### Texte de lecture

'''

ACTES DE SAINT BASILE D'ANCYRE

fêté le 22 mars


Basile, appliqué sans relâche à enseigner aux hommes les vérités chrétiennes et à les détromper de l'erreur et du mensonge, s'efforçait de les conduire dans les voies de Jésus Christ et de les détourner de celles du démon. Il leur prêchait sans cesse que des jours mauvais approchaient; que les principaux chefs de la milice des enfers en étaient sortis, et semaient partout des pièges, des périls et des scandales; que parmi les ministres de Jésus Christ il se trouvait des ministres du démon revêtus de peaux de brebis, mais qui n'étaient que des loups cruels et ravissants, avides de se rassasier d'âmes, et qu'il ne fallait marcher qu'avec de grandes précautions. Il criait de toute sa force et avec toute l'intrépidité et toute l'assurance d'un prophète :
«Suivez-moi, vous tous qui voulez arriver au bonheur éternel, je vous montrerai la voie qui y conduit, et je vous marquerai en même temps celle qui mène à un malheur éternel. Je vous ferai voir dans quel abîme se précipitent ceux qui abandonnent le Dieu vivant pour courir après des idoles sourdes, muettes et aveugles.
Quel avantage pensez-vous qu'ils tirent d'un changement si peu sensé ? de brûler dans un feu qui ne s'éteindra jamais ? C'est pourquoi, tous autant que nous sommes, qui désirons conserver le trésor inestimable de la foi, ne craignons pas de fouler aux pieds toute cette pompe vaine et ridicule avec laquelle le démon amuse, surprend et engage les esprits qu'il a séduits; méprisons ces niaiseries dont il occupe les yeux et le cÏur de ses misérables esclaves; que la difficulté de l'entreprise ne nous rebute point. Jésus Christ sera avec nous nous soutiendra, il nous défendra, il nous récompensera.»
Basile parcourait chaque jour toute la ville d'Ancyre, semant de pareils discours, exhortant, pressant, menaçant chacun, encourageant les uns par l'espérance des biens à venir, intimidant les autres par la crainte des peines futures, inspirant à tous le mépris des tourments et de la mort. Cependant Eudoxe, Macaire, Eugène et quelques autres évêques ariens, assemblés à Constantinople, lui défendirent de prêcher ainsi au peuple des vérités qui leur déplaisaient; mais en même temps deux cent trente évêques, qui tenaient un concile dans la Palestine, l'exhortaient à continuer, à ne rien craindre, à agir toujours avec confiance, et enfin à se ressouvenir qu'étant un des principaux officiers du palais de l'empereur, il devait donner l'exemple d'une plus parfaite fidélité envers Jésus Christ. Ainsi ce saint homme, marchant en la présence de Dieu, annonçait hardiment la doctrine irrépréhensible de la foi, et la régularité de sa vie, jointe à la force de ses paroles, retirait chaque jour de l'erreur plusieurs chrétiens qui s'y étaient malheureusement laissés engager. L'Église était alors dans une horrible agitation. On déféra Basile à l'empereur Constance comme un homme inquiet, séditieux, et qui par ses prédications emportées fomentait le trouble et la division.

'''

### Documents fournis
'''

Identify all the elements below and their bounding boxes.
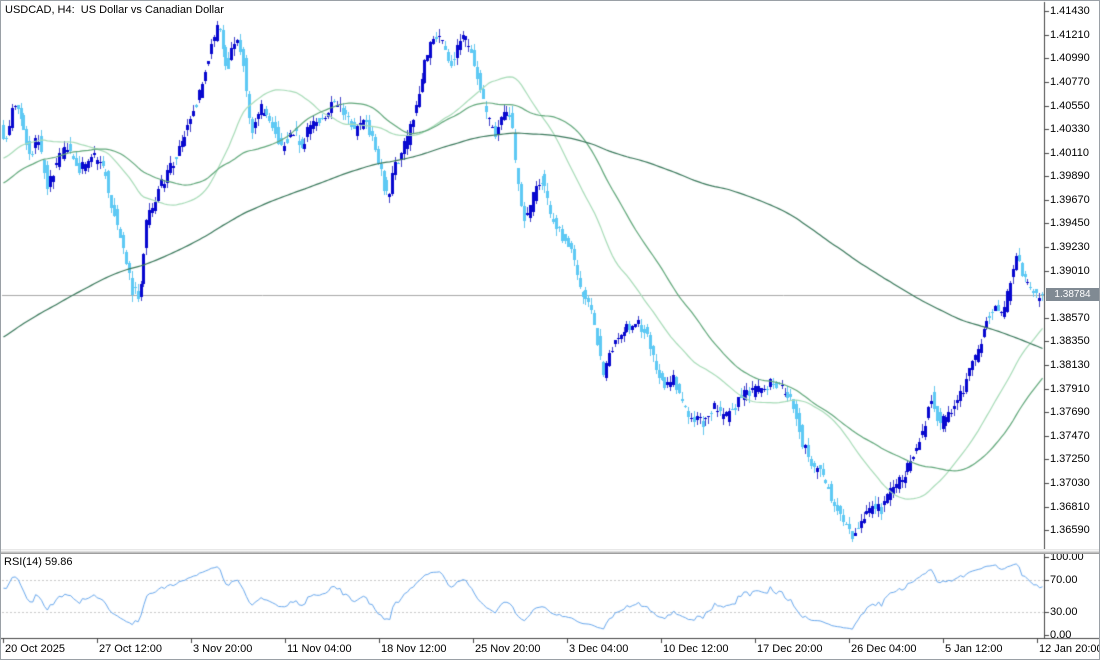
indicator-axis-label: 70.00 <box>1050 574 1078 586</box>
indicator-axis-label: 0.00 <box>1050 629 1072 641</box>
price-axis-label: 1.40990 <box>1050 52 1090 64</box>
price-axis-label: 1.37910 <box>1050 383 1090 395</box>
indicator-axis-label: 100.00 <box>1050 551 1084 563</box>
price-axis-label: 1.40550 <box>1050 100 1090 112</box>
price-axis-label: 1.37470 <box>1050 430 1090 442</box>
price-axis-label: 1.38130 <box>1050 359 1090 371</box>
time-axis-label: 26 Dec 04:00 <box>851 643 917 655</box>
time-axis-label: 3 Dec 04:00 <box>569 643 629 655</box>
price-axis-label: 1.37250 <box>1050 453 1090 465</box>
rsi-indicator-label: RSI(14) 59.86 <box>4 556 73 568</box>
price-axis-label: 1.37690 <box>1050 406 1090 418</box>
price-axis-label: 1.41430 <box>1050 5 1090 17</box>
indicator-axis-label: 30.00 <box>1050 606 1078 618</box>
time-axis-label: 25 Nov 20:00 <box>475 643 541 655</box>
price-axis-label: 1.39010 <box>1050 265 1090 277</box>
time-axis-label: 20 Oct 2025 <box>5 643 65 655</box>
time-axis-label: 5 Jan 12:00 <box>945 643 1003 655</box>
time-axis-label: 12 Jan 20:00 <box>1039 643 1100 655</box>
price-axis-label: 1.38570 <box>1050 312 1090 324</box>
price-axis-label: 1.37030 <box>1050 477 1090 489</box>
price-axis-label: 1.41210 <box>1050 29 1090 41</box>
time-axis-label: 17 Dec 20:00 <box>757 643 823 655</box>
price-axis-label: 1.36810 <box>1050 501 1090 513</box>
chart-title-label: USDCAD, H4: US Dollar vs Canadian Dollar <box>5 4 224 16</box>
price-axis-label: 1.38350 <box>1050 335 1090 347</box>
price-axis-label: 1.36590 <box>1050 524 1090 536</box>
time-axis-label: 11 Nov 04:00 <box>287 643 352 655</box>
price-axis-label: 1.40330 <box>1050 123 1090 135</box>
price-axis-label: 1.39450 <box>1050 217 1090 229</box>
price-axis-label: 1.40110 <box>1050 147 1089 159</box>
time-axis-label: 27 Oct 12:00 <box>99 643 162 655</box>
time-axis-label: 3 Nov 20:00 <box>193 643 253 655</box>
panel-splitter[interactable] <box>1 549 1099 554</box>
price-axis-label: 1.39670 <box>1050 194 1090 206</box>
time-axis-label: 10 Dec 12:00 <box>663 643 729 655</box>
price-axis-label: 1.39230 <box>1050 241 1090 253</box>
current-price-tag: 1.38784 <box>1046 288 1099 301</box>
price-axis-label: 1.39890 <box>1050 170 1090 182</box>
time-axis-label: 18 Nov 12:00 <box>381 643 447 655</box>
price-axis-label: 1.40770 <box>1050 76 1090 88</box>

'''

### Exercices
(A) D'après le texte de lecture, pourquoi les évêques réunis en concile dans la Palestine jugeaient-ils que Basile devait donner l'exemple d'une fidélité plus parfaite envers Jésus Christ ? Répondez en une à trois phrases.
(B) Indiquez, s'il vous plaît, si chacune des affirmations suivantes s'accorde avec le texte de lecture, en répondant par oui ou par non et en citant les mots décisifs du texte. (i) Des évêques ariens assemblés à Constantinople interdirent à Basile de prêcher au peuple. (ii) Le concile tenu dans la Palestine réunissait trois cents évêques. (iii) Basile ne parcourait la ville d'Ancyre qu'une fois par semaine.

### Réponses
(A) Ils le jugeaient ainsi parce que Basile était l'un des principaux officiers du palais de l'empereur. Ce rang l'obligeait à se montrer plus fidèle que les autres envers Jésus Christ.

(B)
(i) Oui : « lui défendirent de prêcher ainsi au peuple des vérités qui leur déplaisaient ».
(ii) Non : « deux cent trente évêques, qui tenaient un concile dans la Palestine ».
(iii) Non : « Basile parcourait chaque jour toute la ville d'Ancyre ».